--- START OF Stored records ---

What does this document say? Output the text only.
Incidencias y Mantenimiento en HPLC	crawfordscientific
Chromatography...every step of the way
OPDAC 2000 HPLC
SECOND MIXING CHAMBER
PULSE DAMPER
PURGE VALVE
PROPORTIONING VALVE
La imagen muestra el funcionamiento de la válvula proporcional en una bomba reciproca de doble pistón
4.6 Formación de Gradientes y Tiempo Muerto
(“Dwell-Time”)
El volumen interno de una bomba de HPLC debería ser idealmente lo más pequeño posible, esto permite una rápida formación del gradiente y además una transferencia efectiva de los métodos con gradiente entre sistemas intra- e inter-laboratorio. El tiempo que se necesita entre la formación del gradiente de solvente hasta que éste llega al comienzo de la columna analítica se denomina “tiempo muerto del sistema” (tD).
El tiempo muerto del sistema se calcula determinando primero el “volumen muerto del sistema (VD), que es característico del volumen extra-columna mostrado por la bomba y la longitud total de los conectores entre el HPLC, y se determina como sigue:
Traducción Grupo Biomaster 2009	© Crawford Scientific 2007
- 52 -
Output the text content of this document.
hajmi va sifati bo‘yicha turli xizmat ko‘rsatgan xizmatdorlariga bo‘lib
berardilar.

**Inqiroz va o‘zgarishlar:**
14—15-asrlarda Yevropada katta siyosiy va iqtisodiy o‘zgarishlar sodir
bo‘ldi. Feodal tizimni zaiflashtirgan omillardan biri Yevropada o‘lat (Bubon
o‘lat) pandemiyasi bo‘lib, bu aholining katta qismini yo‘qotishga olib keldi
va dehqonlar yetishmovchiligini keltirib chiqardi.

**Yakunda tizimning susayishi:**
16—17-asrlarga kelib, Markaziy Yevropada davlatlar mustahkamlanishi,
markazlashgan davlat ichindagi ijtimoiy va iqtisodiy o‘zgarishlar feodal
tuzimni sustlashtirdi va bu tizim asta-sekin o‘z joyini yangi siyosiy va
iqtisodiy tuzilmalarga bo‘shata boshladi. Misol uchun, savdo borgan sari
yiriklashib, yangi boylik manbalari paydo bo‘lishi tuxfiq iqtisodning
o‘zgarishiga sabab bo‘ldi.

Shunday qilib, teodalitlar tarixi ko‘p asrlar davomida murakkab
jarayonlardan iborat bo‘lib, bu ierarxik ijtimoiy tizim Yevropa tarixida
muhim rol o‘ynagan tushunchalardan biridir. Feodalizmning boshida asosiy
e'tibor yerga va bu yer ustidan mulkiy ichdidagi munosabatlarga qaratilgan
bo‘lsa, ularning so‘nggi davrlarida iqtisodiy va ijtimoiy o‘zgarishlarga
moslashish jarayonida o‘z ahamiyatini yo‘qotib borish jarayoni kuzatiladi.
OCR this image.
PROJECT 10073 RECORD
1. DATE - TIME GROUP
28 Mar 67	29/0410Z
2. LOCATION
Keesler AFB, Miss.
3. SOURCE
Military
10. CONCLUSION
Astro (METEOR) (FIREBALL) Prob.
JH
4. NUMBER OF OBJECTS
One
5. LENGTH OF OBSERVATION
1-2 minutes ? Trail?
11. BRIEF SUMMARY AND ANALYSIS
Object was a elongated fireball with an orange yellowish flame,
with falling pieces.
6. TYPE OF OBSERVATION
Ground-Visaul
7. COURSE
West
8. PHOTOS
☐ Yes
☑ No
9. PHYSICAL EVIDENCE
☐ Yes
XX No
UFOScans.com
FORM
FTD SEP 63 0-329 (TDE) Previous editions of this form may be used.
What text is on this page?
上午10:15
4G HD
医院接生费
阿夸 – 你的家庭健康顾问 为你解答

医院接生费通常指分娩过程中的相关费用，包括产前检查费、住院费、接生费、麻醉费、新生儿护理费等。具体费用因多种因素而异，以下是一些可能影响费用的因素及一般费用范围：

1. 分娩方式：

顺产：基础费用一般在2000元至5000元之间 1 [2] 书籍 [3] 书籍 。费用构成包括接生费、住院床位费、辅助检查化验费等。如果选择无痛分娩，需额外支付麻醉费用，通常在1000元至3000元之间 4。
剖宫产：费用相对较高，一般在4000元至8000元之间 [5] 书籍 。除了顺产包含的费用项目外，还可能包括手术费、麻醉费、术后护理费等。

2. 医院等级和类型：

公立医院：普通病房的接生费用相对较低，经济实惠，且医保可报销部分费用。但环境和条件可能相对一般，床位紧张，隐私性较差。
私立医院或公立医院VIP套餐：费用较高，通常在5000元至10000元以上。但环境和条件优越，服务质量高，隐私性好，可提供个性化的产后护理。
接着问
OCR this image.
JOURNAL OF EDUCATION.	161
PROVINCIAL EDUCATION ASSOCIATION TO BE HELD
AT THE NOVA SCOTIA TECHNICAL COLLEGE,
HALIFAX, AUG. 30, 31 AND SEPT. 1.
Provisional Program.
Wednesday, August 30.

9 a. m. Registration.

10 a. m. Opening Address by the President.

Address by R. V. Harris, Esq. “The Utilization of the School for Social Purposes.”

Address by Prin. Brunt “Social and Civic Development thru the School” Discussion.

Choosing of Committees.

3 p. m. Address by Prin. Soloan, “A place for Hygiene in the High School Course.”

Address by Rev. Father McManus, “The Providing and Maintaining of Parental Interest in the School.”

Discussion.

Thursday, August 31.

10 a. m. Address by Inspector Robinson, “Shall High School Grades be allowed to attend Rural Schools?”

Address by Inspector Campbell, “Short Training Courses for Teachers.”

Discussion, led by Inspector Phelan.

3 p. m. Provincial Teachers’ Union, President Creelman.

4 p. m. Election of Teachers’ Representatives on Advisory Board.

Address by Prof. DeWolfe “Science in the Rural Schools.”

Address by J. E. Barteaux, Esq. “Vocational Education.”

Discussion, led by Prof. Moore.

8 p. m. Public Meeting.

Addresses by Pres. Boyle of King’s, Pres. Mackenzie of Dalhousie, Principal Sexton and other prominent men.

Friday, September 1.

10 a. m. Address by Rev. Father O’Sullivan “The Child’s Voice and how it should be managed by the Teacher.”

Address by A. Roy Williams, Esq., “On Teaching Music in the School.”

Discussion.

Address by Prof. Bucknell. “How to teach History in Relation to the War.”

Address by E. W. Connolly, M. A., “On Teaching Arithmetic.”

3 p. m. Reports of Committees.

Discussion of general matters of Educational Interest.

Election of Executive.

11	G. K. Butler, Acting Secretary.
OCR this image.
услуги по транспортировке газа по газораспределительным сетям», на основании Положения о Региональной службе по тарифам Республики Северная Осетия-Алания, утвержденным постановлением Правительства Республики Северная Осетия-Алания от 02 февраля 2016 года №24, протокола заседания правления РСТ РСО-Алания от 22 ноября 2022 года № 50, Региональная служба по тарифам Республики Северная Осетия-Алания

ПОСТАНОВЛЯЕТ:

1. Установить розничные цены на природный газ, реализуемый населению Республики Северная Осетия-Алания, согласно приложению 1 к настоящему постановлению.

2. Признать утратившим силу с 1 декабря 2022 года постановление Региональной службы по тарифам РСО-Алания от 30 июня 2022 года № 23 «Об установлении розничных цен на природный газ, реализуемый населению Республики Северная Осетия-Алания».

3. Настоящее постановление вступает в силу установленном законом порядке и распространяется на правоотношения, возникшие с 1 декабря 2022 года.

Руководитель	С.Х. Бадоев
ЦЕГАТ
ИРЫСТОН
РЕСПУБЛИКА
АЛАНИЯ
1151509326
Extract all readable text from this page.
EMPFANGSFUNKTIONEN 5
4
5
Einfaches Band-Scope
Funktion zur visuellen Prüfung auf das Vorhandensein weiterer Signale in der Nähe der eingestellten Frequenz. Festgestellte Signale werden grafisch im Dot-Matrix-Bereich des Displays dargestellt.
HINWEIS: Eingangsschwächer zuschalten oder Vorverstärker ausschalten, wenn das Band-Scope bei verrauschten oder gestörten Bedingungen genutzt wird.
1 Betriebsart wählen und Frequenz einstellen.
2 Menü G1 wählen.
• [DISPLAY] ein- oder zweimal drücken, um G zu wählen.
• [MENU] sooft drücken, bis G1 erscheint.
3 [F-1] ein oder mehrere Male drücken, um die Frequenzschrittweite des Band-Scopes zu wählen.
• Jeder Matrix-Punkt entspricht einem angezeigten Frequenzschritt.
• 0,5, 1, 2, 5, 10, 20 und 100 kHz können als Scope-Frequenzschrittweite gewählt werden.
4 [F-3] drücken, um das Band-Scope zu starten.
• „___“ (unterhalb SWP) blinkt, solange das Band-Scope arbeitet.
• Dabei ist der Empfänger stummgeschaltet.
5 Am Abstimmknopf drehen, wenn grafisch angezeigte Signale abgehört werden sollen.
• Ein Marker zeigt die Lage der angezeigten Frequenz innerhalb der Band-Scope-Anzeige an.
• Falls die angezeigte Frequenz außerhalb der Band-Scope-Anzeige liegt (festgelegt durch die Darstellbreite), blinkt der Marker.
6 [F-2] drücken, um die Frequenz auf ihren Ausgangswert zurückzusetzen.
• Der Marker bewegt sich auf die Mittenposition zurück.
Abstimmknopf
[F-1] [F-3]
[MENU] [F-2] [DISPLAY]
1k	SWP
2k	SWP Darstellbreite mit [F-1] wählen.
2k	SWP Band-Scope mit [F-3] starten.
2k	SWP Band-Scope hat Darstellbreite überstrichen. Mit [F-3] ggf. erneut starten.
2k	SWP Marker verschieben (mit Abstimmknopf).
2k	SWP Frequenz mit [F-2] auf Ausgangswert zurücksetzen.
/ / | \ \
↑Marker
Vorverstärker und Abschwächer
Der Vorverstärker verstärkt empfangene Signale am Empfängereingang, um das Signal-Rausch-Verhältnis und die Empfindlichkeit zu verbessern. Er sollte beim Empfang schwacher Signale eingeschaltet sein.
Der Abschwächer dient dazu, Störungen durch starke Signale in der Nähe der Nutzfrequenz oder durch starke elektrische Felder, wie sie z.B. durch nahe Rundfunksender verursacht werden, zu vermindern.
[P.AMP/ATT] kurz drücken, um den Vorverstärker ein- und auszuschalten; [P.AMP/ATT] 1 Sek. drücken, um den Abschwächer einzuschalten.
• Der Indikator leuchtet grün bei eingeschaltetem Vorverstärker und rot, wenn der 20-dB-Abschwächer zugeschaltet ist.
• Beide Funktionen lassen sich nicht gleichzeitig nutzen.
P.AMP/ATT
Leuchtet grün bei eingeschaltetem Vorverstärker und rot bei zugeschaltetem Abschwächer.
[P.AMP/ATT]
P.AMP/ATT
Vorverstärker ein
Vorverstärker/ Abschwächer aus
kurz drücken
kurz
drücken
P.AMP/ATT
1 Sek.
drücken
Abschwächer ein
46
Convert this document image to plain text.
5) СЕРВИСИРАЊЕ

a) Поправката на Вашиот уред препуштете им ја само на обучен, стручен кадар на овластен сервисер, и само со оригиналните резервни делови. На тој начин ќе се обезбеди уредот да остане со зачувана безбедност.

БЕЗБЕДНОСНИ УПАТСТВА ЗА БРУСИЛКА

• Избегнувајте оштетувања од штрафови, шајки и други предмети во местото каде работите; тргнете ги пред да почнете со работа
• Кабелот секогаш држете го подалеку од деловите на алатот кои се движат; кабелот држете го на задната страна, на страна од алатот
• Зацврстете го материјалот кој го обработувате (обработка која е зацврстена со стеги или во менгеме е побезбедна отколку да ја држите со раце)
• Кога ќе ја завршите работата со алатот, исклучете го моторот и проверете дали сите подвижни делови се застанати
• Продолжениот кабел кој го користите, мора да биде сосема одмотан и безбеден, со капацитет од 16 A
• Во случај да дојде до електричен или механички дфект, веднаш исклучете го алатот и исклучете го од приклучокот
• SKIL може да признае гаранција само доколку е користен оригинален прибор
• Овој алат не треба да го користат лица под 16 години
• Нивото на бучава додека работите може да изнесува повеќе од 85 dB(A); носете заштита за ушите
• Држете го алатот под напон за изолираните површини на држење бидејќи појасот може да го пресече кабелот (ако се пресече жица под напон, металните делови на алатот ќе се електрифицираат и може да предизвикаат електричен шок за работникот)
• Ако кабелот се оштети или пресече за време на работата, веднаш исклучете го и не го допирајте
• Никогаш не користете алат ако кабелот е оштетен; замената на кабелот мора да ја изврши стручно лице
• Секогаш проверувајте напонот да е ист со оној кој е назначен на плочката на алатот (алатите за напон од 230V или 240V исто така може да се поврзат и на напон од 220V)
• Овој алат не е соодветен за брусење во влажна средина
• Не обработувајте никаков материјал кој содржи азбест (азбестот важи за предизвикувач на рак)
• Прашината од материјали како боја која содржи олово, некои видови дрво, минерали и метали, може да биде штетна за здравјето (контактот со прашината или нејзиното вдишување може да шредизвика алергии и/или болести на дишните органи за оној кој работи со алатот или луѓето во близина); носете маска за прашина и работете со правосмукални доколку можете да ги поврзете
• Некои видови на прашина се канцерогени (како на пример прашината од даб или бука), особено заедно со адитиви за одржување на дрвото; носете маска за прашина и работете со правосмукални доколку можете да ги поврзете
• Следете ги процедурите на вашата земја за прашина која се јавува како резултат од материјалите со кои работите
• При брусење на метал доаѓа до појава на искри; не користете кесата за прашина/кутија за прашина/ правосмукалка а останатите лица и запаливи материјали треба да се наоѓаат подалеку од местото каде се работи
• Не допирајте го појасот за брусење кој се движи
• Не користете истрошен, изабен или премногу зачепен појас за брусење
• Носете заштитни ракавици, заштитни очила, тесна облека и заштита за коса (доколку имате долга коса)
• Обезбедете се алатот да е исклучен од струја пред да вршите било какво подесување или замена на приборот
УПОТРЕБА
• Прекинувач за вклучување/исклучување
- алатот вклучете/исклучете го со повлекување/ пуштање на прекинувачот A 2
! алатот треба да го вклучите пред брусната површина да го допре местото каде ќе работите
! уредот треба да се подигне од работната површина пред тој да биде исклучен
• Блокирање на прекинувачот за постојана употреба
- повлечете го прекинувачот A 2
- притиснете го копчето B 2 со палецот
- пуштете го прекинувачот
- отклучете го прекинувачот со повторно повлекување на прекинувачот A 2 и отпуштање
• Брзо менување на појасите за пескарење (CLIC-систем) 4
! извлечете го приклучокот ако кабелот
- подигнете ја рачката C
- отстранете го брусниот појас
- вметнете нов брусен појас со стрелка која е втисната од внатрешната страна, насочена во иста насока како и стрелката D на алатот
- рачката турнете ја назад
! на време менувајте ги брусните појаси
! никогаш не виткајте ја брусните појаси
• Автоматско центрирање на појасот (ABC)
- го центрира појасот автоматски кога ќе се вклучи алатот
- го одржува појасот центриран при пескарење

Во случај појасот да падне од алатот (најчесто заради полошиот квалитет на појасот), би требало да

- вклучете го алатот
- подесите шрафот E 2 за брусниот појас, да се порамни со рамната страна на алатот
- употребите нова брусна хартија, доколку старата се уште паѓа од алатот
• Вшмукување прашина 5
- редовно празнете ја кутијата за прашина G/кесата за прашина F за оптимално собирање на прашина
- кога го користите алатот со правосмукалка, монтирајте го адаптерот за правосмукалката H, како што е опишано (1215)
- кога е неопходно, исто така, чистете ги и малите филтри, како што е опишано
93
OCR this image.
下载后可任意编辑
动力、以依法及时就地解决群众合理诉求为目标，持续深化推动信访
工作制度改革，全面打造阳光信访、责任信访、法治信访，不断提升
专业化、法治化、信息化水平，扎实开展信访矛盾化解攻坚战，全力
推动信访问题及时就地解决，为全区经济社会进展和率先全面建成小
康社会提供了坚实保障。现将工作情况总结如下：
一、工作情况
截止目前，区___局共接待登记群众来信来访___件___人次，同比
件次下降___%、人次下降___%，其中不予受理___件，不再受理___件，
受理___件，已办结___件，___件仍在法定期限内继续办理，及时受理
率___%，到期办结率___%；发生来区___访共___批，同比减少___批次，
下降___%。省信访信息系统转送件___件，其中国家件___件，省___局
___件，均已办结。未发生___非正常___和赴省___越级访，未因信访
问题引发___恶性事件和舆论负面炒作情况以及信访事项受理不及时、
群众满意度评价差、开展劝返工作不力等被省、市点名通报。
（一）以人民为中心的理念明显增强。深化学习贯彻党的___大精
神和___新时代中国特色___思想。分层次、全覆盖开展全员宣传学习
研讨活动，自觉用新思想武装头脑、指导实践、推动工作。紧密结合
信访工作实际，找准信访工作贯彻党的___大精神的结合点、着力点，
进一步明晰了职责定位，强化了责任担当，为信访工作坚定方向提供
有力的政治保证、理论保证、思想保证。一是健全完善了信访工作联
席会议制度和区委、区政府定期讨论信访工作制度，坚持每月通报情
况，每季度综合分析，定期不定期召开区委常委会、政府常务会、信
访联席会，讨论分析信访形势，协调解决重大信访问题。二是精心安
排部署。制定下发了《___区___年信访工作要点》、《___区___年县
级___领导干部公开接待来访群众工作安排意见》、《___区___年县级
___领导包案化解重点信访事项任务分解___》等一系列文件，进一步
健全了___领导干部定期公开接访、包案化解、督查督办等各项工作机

--- END OF Stored records ---

Work to complete:
Tally the lines of the listing that include "text". Reply with nothing but the count.

Output for this exercise:
5